- REQUEST
Extract every line of the material below and reproduce it faithfully.

------------------------------------------------------------

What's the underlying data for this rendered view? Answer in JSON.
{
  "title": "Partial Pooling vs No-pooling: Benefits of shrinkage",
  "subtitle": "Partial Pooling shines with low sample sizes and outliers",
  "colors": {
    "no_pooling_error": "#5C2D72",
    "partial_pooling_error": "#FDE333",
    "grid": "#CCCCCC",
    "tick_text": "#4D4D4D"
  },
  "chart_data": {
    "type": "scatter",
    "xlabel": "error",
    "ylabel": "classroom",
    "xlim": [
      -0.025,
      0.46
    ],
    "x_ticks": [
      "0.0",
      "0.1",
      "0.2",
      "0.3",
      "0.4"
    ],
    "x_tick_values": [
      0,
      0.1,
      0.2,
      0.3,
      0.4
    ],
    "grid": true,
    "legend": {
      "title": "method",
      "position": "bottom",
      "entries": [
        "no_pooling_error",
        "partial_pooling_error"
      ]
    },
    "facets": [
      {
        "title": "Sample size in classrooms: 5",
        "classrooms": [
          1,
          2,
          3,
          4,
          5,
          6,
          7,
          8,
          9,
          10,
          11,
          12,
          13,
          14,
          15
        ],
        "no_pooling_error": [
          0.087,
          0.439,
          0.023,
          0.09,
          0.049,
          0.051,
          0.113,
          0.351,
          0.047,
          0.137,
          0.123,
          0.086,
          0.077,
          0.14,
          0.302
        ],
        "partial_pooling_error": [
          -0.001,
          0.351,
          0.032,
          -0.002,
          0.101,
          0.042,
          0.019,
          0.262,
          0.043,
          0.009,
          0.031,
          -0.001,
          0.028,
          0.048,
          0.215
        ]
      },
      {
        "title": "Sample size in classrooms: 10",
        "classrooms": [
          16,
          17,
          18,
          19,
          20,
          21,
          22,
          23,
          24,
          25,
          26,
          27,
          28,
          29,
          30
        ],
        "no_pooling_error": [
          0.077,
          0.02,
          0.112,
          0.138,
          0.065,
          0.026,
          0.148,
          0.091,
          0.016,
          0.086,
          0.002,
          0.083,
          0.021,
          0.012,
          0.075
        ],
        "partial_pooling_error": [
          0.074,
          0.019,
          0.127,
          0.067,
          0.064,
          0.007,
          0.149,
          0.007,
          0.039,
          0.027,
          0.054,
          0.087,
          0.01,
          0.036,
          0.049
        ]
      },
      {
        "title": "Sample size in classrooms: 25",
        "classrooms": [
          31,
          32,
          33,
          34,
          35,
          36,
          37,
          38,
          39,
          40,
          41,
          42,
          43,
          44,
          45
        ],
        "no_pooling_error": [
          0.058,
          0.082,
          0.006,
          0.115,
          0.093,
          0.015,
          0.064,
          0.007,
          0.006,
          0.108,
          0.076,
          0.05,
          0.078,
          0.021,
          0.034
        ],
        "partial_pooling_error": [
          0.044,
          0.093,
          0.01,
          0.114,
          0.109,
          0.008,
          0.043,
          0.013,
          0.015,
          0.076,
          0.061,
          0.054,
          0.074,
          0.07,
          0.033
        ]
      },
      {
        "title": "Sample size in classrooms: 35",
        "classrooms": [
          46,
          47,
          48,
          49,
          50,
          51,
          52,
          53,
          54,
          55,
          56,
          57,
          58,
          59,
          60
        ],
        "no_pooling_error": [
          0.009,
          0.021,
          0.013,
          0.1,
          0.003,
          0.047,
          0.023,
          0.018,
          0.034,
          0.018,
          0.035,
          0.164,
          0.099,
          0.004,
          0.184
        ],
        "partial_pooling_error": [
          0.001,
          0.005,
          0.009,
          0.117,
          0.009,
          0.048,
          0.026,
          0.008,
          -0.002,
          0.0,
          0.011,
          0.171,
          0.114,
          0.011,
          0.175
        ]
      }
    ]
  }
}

------------------------------------------------------------

- SOLUTION
What's the underlying data for this rendered view? Answer in JSON.
{
  "title": "Partial Pooling vs No-pooling: Benefits of shrinkage",
  "subtitle": "Partial Pooling shines with low sample sizes and outliers",
  "colors": {
    "no_pooling_error": "#5C2D72",
    "partial_pooling_error": "#FDE333",
    "grid": "#CCCCCC",
    "tick_text": "#4D4D4D"
  },
  "chart_data": {
    "type": "scatter",
    "xlabel": "error",
    "ylabel": "classroom",
    "xlim": [
      -0.025,
      0.46
    ],
    "x_ticks": [
      "0.0",
      "0.1",
      "0.2",
      "0.3",
      "0.4"
    ],
    "x_tick_values": [
      0,
      0.1,
      0.2,
      0.3,
      0.4
    ],
    "grid": true,
    "legend": {
      "title": "method",
      "position": "bottom",
      "entries": [
        "no_pooling_error",
        "partial_pooling_error"
      ]
    },
    "facets": [
      {
        "title": "Sample size in classrooms: 5",
        "classrooms": [
          1,
          2,
          3,
          4,
          5,
          6,
          7,
          8,
          9,
          10,
          11,
          12,
          13,
          14,
          15
        ],
        "no_pooling_error": [
          0.087,
          0.439,
          0.023,
          0.09,
          0.049,
          0.051,
          0.113,
          0.351,
          0.047,
          0.137,
          0.123,
          0.086,
          0.077,
          0.14,
          0.302
        ],
        "partial_pooling_error": [
          -0.001,
          0.351,
          0.032,
          -0.002,
          0.101,
          0.042,
          0.019,
          0.262,
          0.043,
          0.009,
          0.031,
          -0.001,
          0.028,
          0.048,
          0.215
        ]
      },
      {
        "title": "Sample size in classrooms: 10",
        "classrooms": [
          16,
          17,
          18,
          19,
          20,
          21,
          22,
          23,
          24,
          25,
          26,
          27,
          28,
          29,
          30
        ],
        "no_pooling_error": [
          0.077,
          0.02,
          0.112,
          0.138,
          0.065,
          0.026,
          0.148,
          0.091,
          0.016,
          0.086,
          0.002,
          0.083,
          0.021,
          0.012,
          0.075
        ],
        "partial_pooling_error": [
          0.074,
          0.019,
          0.127,
          0.067,
          0.064,
          0.007,
          0.149,
          0.007,
          0.039,
          0.027,
          0.054,
          0.087,
          0.01,
          0.036,
          0.049
        ]
      },
      {
        "title": "Sample size in classrooms: 25",
        "classrooms": [
          31,
          32,
          33,
          34,
          35,
          36,
          37,
          38,
          39,
          40,
          41,
          42,
          43,
          44,
          45
        ],
        "no_pooling_error": [
          0.058,
          0.082,
          0.006,
          0.115,
          0.093,
          0.015,
          0.064,
          0.007,
          0.006,
          0.108,
          0.076,
          0.05,
          0.078,
          0.021,
          0.034
        ],
        "partial_pooling_error": [
          0.044,
          0.093,
          0.01,
          0.114,
          0.109,
          0.008,
          0.043,
          0.013,
          0.015,
          0.076,
          0.061,
          0.054,
          0.074,
          0.07,
          0.033
        ]
      },
      {
        "title": "Sample size in classrooms: 35",
        "classrooms": [
          46,
          47,
          48,
          49,
          50,
          51,
          52,
          53,
          54,
          55,
          56,
          57,
          58,
          59,
          60
        ],
        "no_pooling_error": [
          0.009,
          0.021,
          0.013,
          0.1,
          0.003,
          0.047,
          0.023,
          0.018,
          0.034,
          0.018,
          0.035,
          0.164,
          0.099,
          0.004,
          0.184
        ],
        "partial_pooling_error": [
          0.001,
          0.005,
          0.009,
          0.117,
          0.009,
          0.048,
          0.026,
          0.008,
          -0.002,
          0.0,
          0.011,
          0.171,
          0.114,
          0.011,
          0.175
        ]
      }
    ]
  }
}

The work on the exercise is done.